- [GIVEN EXERCISE]:
Gather, from the listing beneath this task, every line holding the string "Госпрограмма".

Dataset records
▼

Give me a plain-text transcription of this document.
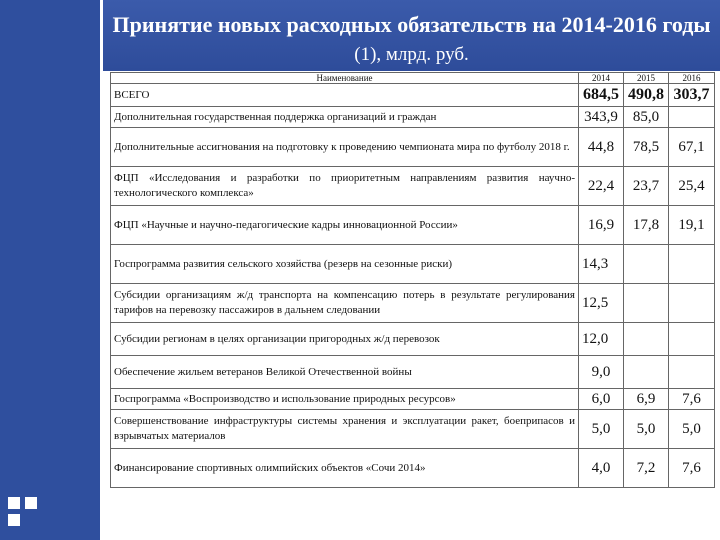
Принятие новых расходных обязательств на 2014-2016 годы (1), млрд. руб.
Наименование	2014	2015	2016
ВСЕГО	684,5	490,8	303,7
Дополнительная государственная поддержка организаций и граждан	343,9	85,0	
Дополнительные ассигнования на подготовку к проведению чемпионата мира по футболу 2018 г.	44,8	78,5	67,1
ФЦП «Исследования и разработки по приоритетным направлениям развития научно-технологического комплекса»	22,4	23,7	25,4
ФЦП «Научные и научно-педагогические кадры инновационной России»	16,9	17,8	19,1
Госпрограмма развития сельского хозяйства (резерв на сезонные риски)	14,3		
Субсидии организациям ж/д транспорта на компенсацию потерь в результате регулирования тарифов на перевозку пассажиров в дальнем следовании	12,5		
Субсидии регионам в целях организации пригородных ж/д перевозок	12,0		
Обеспечение жильем ветеранов Великой Отечественной войны	9,0		
Госпрограмма «Воспроизводство и использование природных ресурсов»	6,0	6,9	7,6
Совершенствование инфраструктуры системы хранения и эксплуатации ракет, боеприпасов и взрывчатых материалов	5,0	5,0	5,0
Финансирование спортивных олимпийских объектов «Сочи 2014»	4,0	7,2	7,6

▲

- [ANSWER BELOW]:
Госпрограмма развития сельского хозяйства (резерв на сезонные риски)	14,3		
Госпрограмма «Воспроизводство и использование природных ресурсов»	6,0	6,9	7,6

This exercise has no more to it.